→ WHAT THE TASK REQUIRES
Collect each line containing "AUROC".
=== PROVIDED DATA ===
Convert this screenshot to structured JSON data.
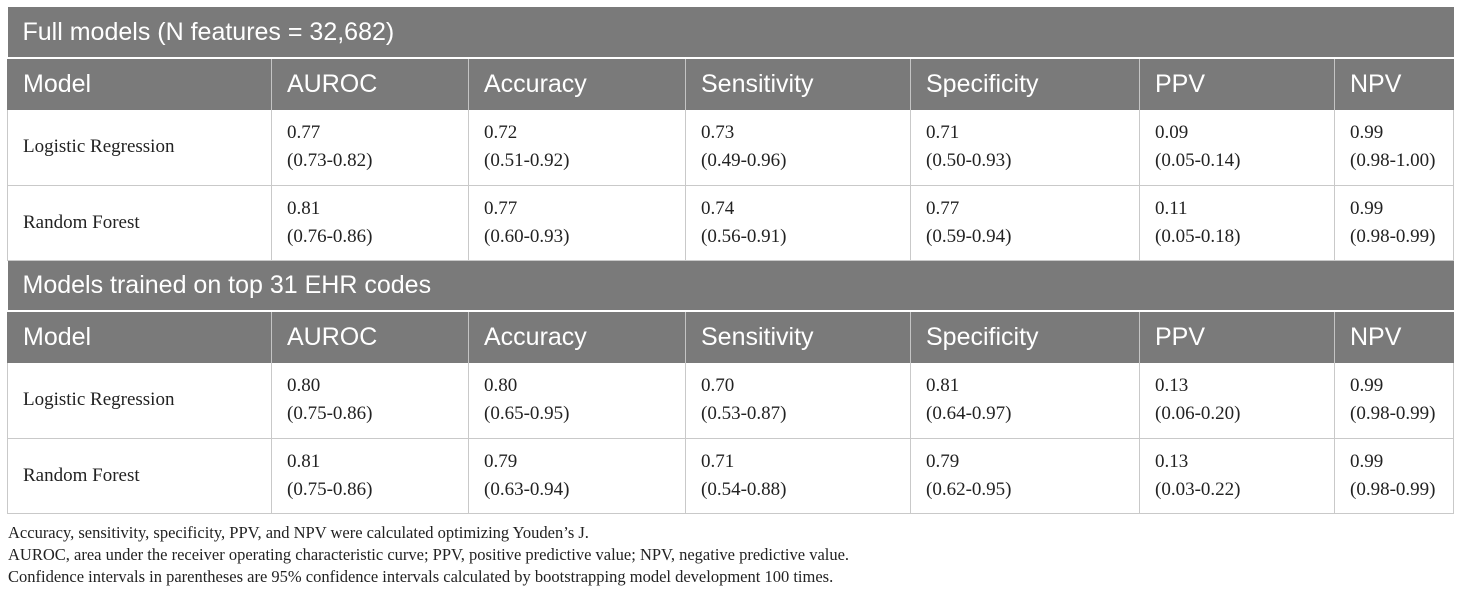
{
  "table": {
    "columns": [
      "Model",
      "AUROC",
      "Accuracy",
      "Sensitivity",
      "Specificity",
      "PPV",
      "NPV"
    ],
    "sections": [
      {
        "title": "Full models (N features = 32,682)",
        "rows": [
          {
            "model": "Logistic Regression",
            "values": [
              {
                "value": "0.77",
                "ci": "(0.73-0.82)"
              },
              {
                "value": "0.72",
                "ci": "(0.51-0.92)"
              },
              {
                "value": "0.73",
                "ci": "(0.49-0.96)"
              },
              {
                "value": "0.71",
                "ci": "(0.50-0.93)"
              },
              {
                "value": "0.09",
                "ci": "(0.05-0.14)"
              },
              {
                "value": "0.99",
                "ci": "(0.98-1.00)"
              }
            ]
          },
          {
            "model": "Random Forest",
            "values": [
              {
                "value": "0.81",
                "ci": "(0.76-0.86)"
              },
              {
                "value": "0.77",
                "ci": "(0.60-0.93)"
              },
              {
                "value": "0.74",
                "ci": "(0.56-0.91)"
              },
              {
                "value": "0.77",
                "ci": "(0.59-0.94)"
              },
              {
                "value": "0.11",
                "ci": "(0.05-0.18)"
              },
              {
                "value": "0.99",
                "ci": "(0.98-0.99)"
              }
            ]
          }
        ]
      },
      {
        "title": "Models trained on top 31 EHR codes",
        "rows": [
          {
            "model": "Logistic Regression",
            "values": [
              {
                "value": "0.80",
                "ci": "(0.75-0.86)"
              },
              {
                "value": "0.80",
                "ci": "(0.65-0.95)"
              },
              {
                "value": "0.70",
                "ci": "(0.53-0.87)"
              },
              {
                "value": "0.81",
                "ci": "(0.64-0.97)"
              },
              {
                "value": "0.13",
                "ci": "(0.06-0.20)"
              },
              {
                "value": "0.99",
                "ci": "(0.98-0.99)"
              }
            ]
          },
          {
            "model": "Random Forest",
            "values": [
              {
                "value": "0.81",
                "ci": "(0.75-0.86)"
              },
              {
                "value": "0.79",
                "ci": "(0.63-0.94)"
              },
              {
                "value": "0.71",
                "ci": "(0.54-0.88)"
              },
              {
                "value": "0.79",
                "ci": "(0.62-0.95)"
              },
              {
                "value": "0.13",
                "ci": "(0.03-0.22)"
              },
              {
                "value": "0.99",
                "ci": "(0.98-0.99)"
              }
            ]
          }
        ]
      }
    ]
  },
  "notes": [
    "Accuracy, sensitivity, specificity, PPV, and NPV were calculated optimizing Youden’s J.",
    "AUROC, area under the receiver operating characteristic curve; PPV, positive predictive value; NPV, negative predictive value.",
    "Confidence intervals in parentheses are 95% confidence intervals calculated by bootstrapping model development 100 times."
  ],
  "colors": {
    "header_bg": "#7a7a7a",
    "header_text": "#ffffff",
    "body_text": "#222222",
    "grid": "#c9c9c9"
  }
}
===
→ RESULT FOR THIS TASK
      "AUROC",
    "AUROC, area under the receiver operating characteristic curve; PPV, positive predictive value; NPV, negative predictive value.",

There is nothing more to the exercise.